(Data records)
-- -- --

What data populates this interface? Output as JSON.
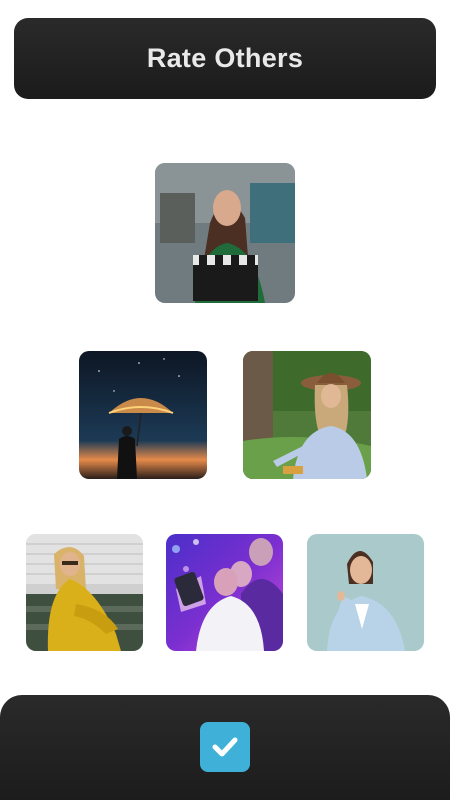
{
  "header": {
    "title": "Rate Others"
  },
  "photos": [
    {
      "id": "photo-top",
      "icon": "woman-with-clapperboard"
    },
    {
      "id": "photo-middle-left",
      "icon": "person-with-lit-umbrella-at-night"
    },
    {
      "id": "photo-middle-right",
      "icon": "woman-in-hat-on-grass"
    },
    {
      "id": "photo-bottom-left",
      "icon": "woman-in-yellow-dress-on-steps"
    },
    {
      "id": "photo-bottom-center",
      "icon": "women-taking-selfie-at-party"
    },
    {
      "id": "photo-bottom-right",
      "icon": "woman-in-blue-blazer-pointing"
    }
  ],
  "footer": {
    "confirm_icon": "checkmark-icon"
  },
  "colors": {
    "header_bg": "#1f1f1f",
    "header_text": "#e9e9e9",
    "footer_bg": "#222222",
    "confirm_button": "#3fb1d9",
    "page_bg": "#ffffff"
  }
}
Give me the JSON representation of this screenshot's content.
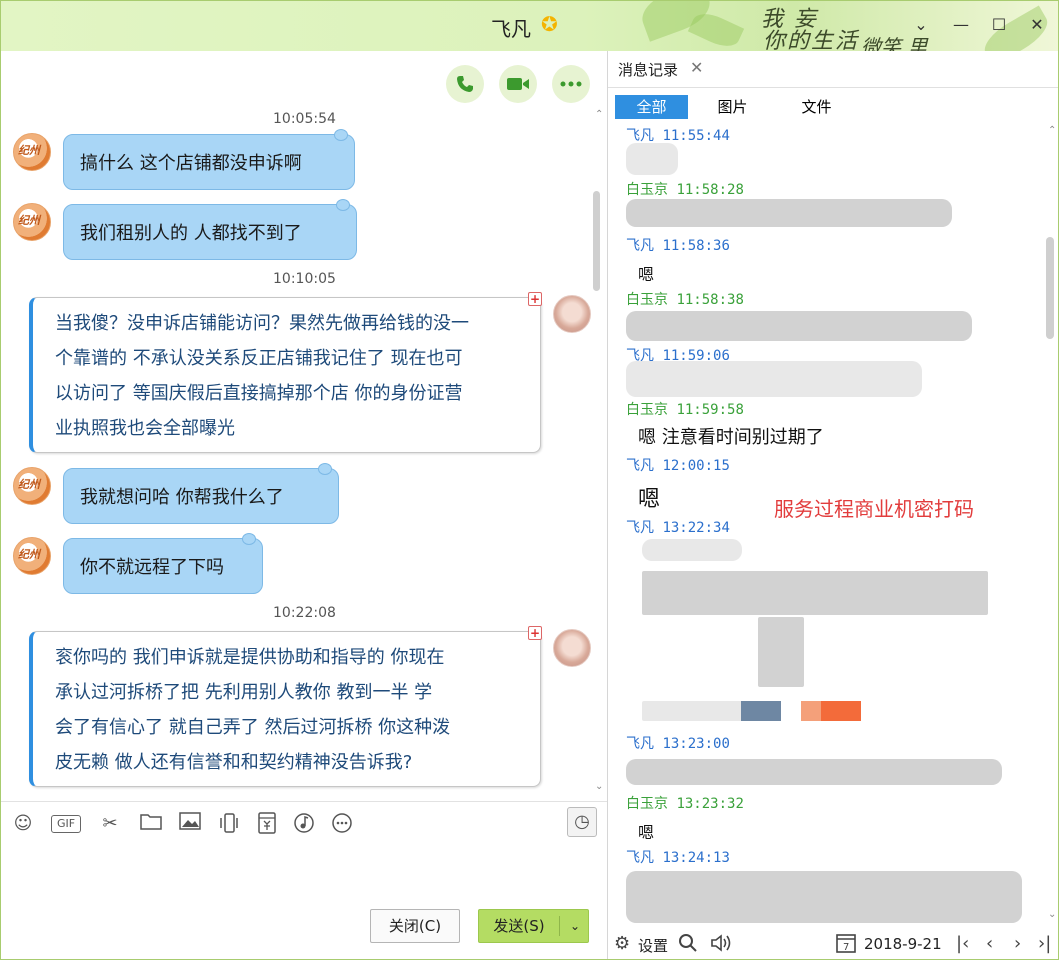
{
  "window": {
    "title": "飞凡",
    "title_badge": "star"
  },
  "decor": {
    "line1": "我 妄",
    "line2": "你的生活",
    "line3": "微笑 里"
  },
  "header_actions": [
    "phone-icon",
    "video-icon",
    "more-icon"
  ],
  "chat": {
    "timestamps": [
      "10:05:54",
      "10:10:05",
      "10:22:08"
    ],
    "messages": [
      {
        "side": "left",
        "text": "搞什么  这个店铺都没申诉啊"
      },
      {
        "side": "left",
        "text": "我们租别人的  人都找不到了"
      },
      {
        "side": "right",
        "lines": [
          "当我傻？没申诉店铺能访问？果然先做再给钱的没一",
          "个靠谱的      不承认没关系反正店铺我记住了 现在也可",
          "以访问了  等国庆假后直接搞掉那个店  你的身份证营",
          "业执照我也会全部曝光"
        ]
      },
      {
        "side": "left",
        "text": "我就想问哈 你帮我什么了"
      },
      {
        "side": "left",
        "text": "你不就远程了下吗"
      },
      {
        "side": "right",
        "lines": [
          "衮你吗的  我们申诉就是提供协助和指导的      你现在",
          "承认过河拆桥了把      先利用别人教你  教到一半  学",
          "会了有信心了 就自己弄了  然后过河拆桥    你这种泼",
          "皮无赖 做人还有信誉和和契约精神没告诉我?"
        ]
      }
    ]
  },
  "toolbar": {
    "icons": [
      "emoji-icon",
      "gif-icon",
      "scissors-icon",
      "folder-icon",
      "image-icon",
      "shake-icon",
      "red-packet-icon",
      "music-icon",
      "more-circle-icon"
    ],
    "gif_label": "GIF",
    "history_icon": "clock-icon"
  },
  "buttons": {
    "close": "关闭(C)",
    "send": "发送(S)"
  },
  "history": {
    "tab_label": "消息记录",
    "filters": [
      "全部",
      "图片",
      "文件"
    ],
    "entries": [
      {
        "sender": "飞凡",
        "time": "11:55:44",
        "color": "blue",
        "text": ""
      },
      {
        "sender": "白玉京",
        "time": "11:58:28",
        "color": "green",
        "text": ""
      },
      {
        "sender": "飞凡",
        "time": "11:58:36",
        "color": "blue",
        "text": "嗯"
      },
      {
        "sender": "白玉京",
        "time": "11:58:38",
        "color": "green",
        "text": ""
      },
      {
        "sender": "飞凡",
        "time": "11:59:06",
        "color": "blue",
        "text": ""
      },
      {
        "sender": "白玉京",
        "time": "11:59:58",
        "color": "green",
        "text": "嗯 注意看时间别过期了"
      },
      {
        "sender": "飞凡",
        "time": "12:00:15",
        "color": "blue",
        "text": "嗯"
      },
      {
        "sender": "飞凡",
        "time": "13:22:34",
        "color": "blue",
        "text": ""
      },
      {
        "sender": "飞凡",
        "time": "13:23:00",
        "color": "blue",
        "text": ""
      },
      {
        "sender": "白玉京",
        "time": "13:23:32",
        "color": "green",
        "text": "嗯"
      },
      {
        "sender": "飞凡",
        "time": "13:24:13",
        "color": "blue",
        "text": ""
      }
    ],
    "notice": "服务过程商业机密打码",
    "bottom": {
      "settings": "设置",
      "date": "2018-9-21"
    }
  },
  "colors": {
    "accent_green": "#b4dc63",
    "accent_blue": "#2f8fe0",
    "bubble_blue": "#a9d6f6",
    "notice_red": "#e23c3c"
  }
}
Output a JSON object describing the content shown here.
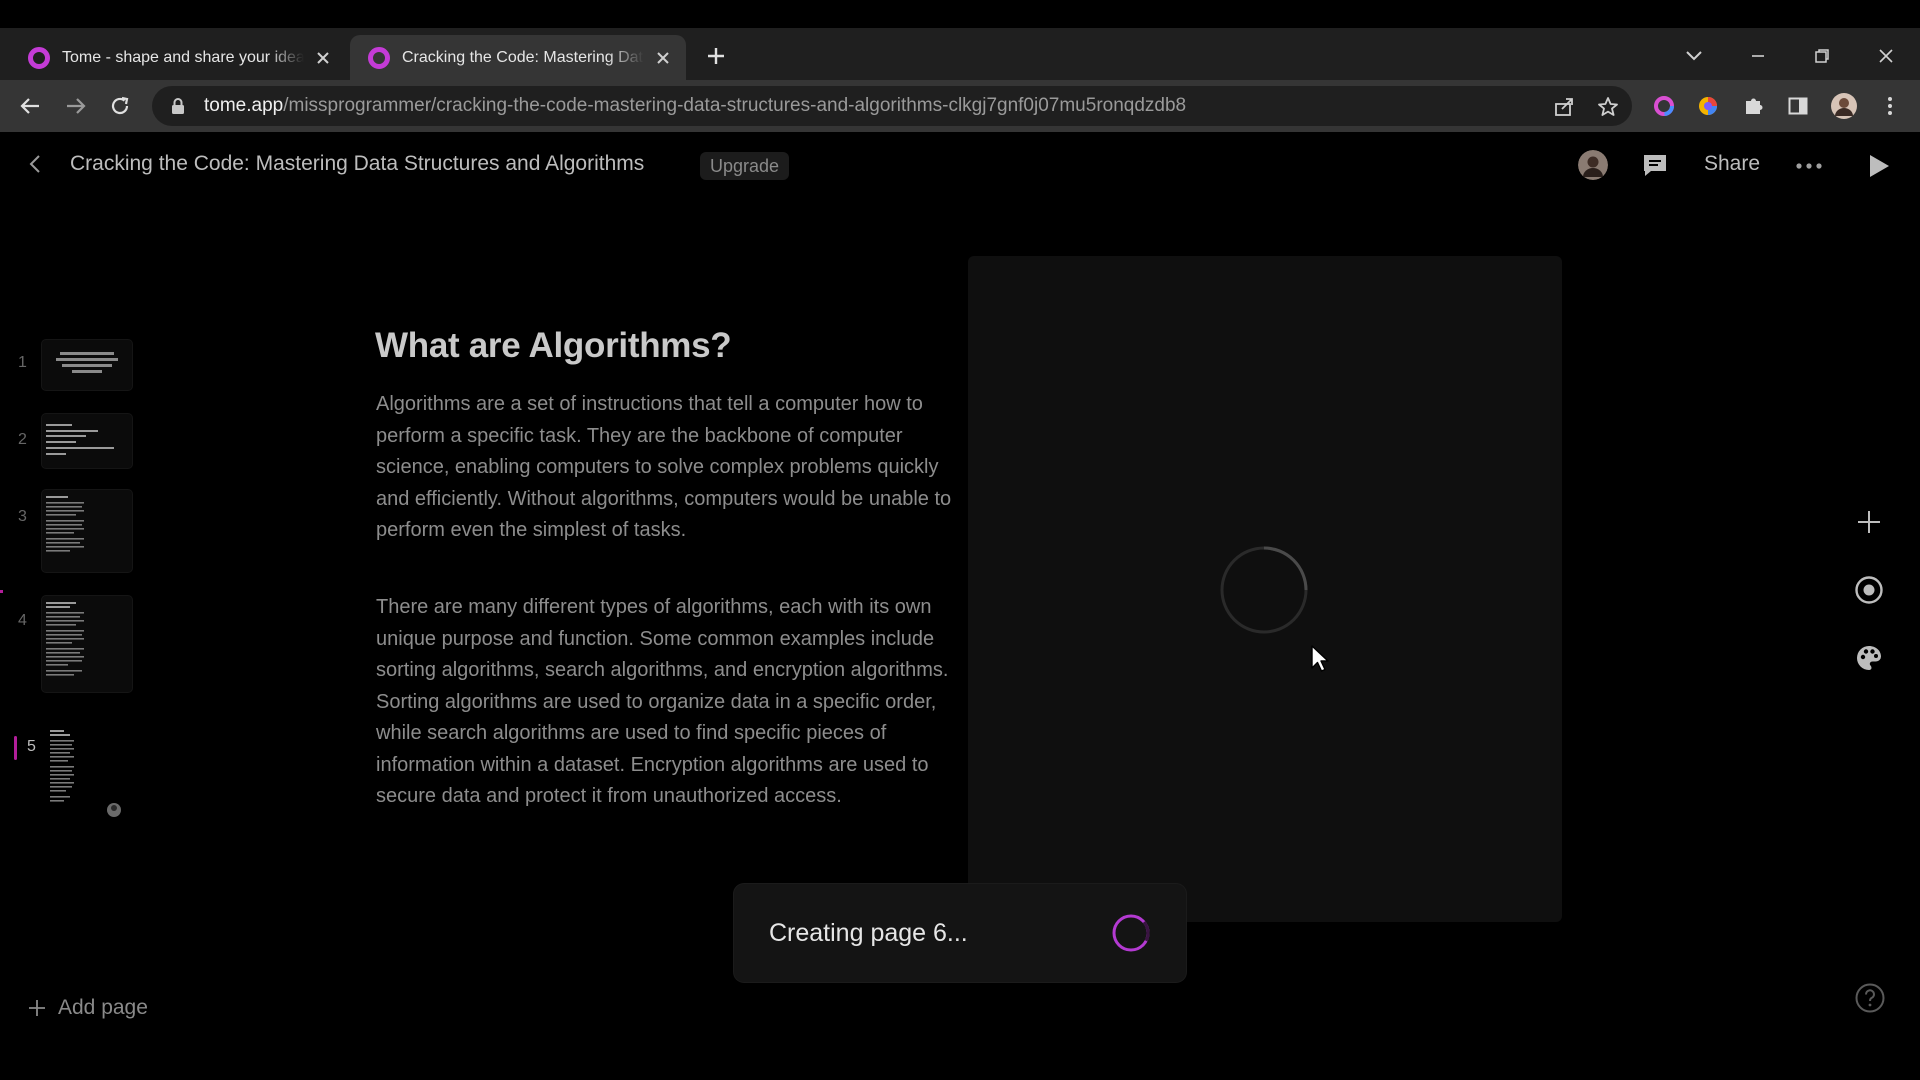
{
  "browser": {
    "tabs": [
      {
        "title": "Tome - shape and share your ideas",
        "active": false
      },
      {
        "title": "Cracking the Code: Mastering Data Structures and Algorithms",
        "active": true
      }
    ],
    "url_host": "tome.app",
    "url_path": "/missprogrammer/cracking-the-code-mastering-data-structures-and-algorithms-clkgj7gnf0j07mu5ronqdzdb8",
    "icons": {
      "tab_favicon": "tome-logo-icon",
      "new_tab": "plus-icon",
      "tab_search": "chevron-down-icon",
      "minimize": "minimize-icon",
      "restore": "restore-icon",
      "close": "close-icon",
      "back": "arrow-left-icon",
      "forward": "arrow-right-icon",
      "reload": "reload-icon",
      "lock": "lock-icon",
      "share_page": "share-icon",
      "bookmark": "star-icon",
      "extensions": [
        "ring-extension-icon",
        "colorful-extension-icon",
        "puzzle-icon",
        "side-panel-icon",
        "profile-avatar",
        "kebab-menu-icon"
      ]
    },
    "accent_color": "#c43bd6"
  },
  "app_header": {
    "title": "Cracking the Code: Mastering Data Structures and Algorithms",
    "upgrade_label": "Upgrade",
    "share_label": "Share"
  },
  "sidebar": {
    "pages": [
      {
        "number": "1"
      },
      {
        "number": "2"
      },
      {
        "number": "3"
      },
      {
        "number": "4"
      },
      {
        "number": "5",
        "active": true
      }
    ],
    "add_page_label": "Add page",
    "active_color": "#b21e9a"
  },
  "slide": {
    "heading": "What are Algorithms?",
    "paragraphs": [
      "Algorithms are a set of instructions that tell a computer how to perform a specific task. They are the backbone of computer science, enabling computers to solve complex problems quickly and efficiently. Without algorithms, computers would be unable to perform even the simplest of tasks.",
      "There are many different types of algorithms, each with its own unique purpose and function. Some common examples include sorting algorithms, search algorithms, and encryption algorithms. Sorting algorithms are used to organize data in a specific order, while search algorithms are used to find specific pieces of information within a dataset. Encryption algorithms are used to secure data and protect it from unauthorized access."
    ]
  },
  "toast": {
    "text": "Creating page 6...",
    "spinner_color": "#b43ad2"
  },
  "rail": {
    "icons": [
      "plus-icon",
      "record-icon",
      "palette-icon"
    ]
  }
}
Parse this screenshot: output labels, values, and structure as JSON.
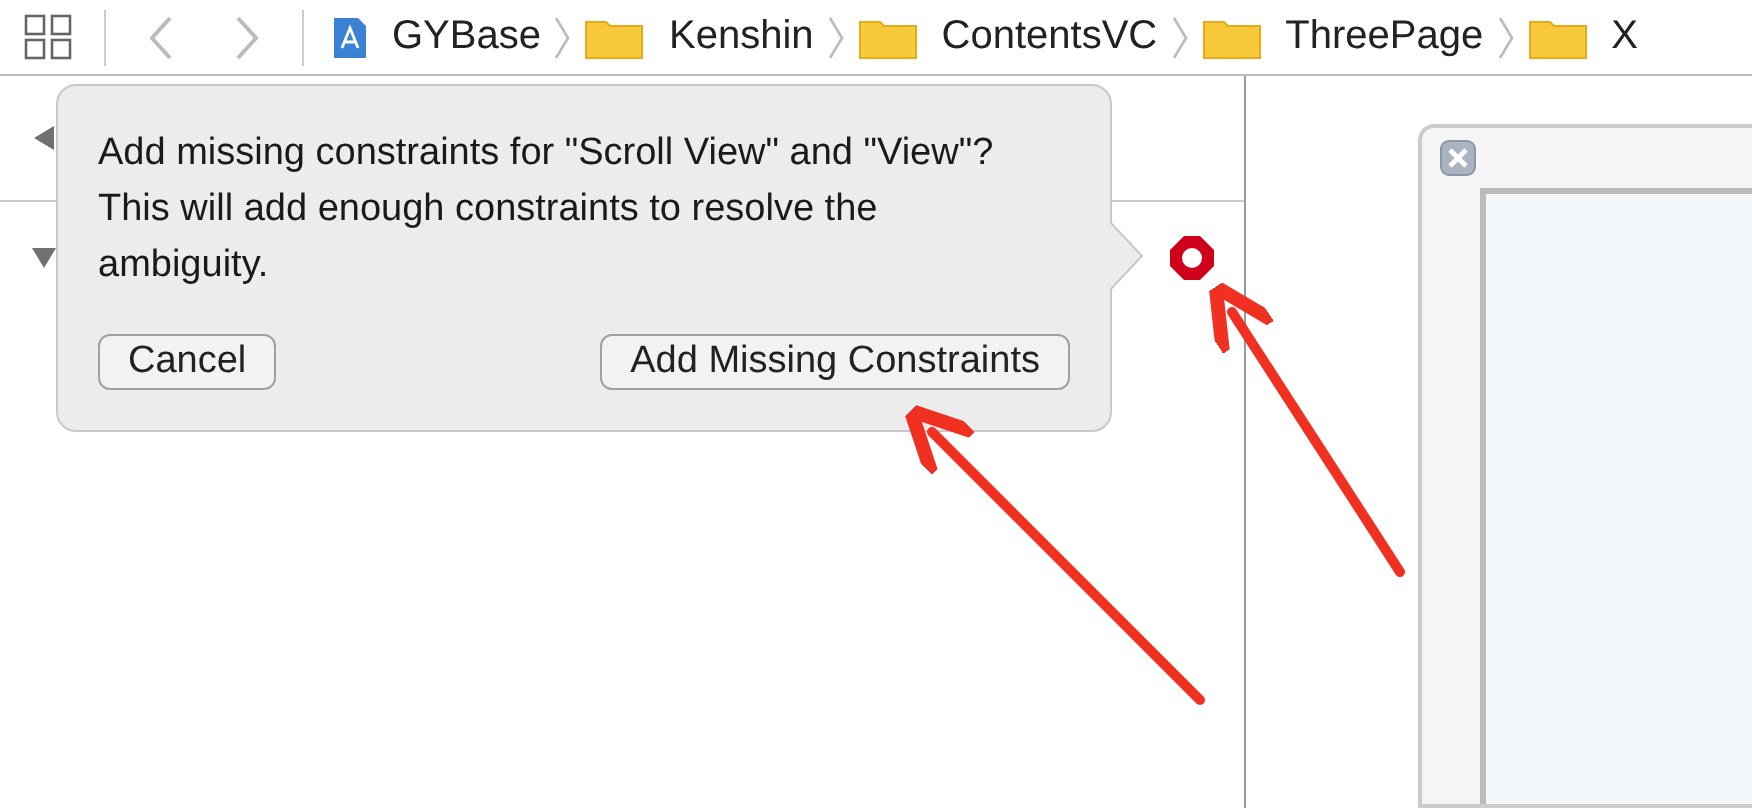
{
  "breadcrumbs": [
    {
      "label": "GYBase",
      "kind": "project"
    },
    {
      "label": "Kenshin",
      "kind": "folder"
    },
    {
      "label": "ContentsVC",
      "kind": "folder"
    },
    {
      "label": "ThreePage",
      "kind": "folder"
    },
    {
      "label": "X",
      "kind": "folder"
    }
  ],
  "outline": [
    {
      "expanded": false
    },
    {
      "expanded": true
    }
  ],
  "popover": {
    "message": "Add missing constraints for \"Scroll View\" and \"View\"? This will add enough constraints to resolve the ambiguity.",
    "buttons": [
      "Cancel",
      "Add Missing Constraints"
    ]
  }
}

-- -- --

Task details
Output nothing but the lines from the line with "Parse this screenshot: output" through the last line of the material above, please, word for word and without the pictures.

Answer to the problem
Parse this screenshot: output labels, values, and structure as JSON.
{
  "breadcrumbs": [
    {
      "label": "GYBase",
      "kind": "project"
    },
    {
      "label": "Kenshin",
      "kind": "folder"
    },
    {
      "label": "ContentsVC",
      "kind": "folder"
    },
    {
      "label": "ThreePage",
      "kind": "folder"
    },
    {
      "label": "X",
      "kind": "folder"
    }
  ],
  "outline": [
    {
      "expanded": false
    },
    {
      "expanded": true
    }
  ],
  "popover": {
    "message": "Add missing constraints for \"Scroll View\" and \"View\"? This will add enough constraints to resolve the ambiguity.",
    "buttons": [
      "Cancel",
      "Add Missing Constraints"
    ]
  }
}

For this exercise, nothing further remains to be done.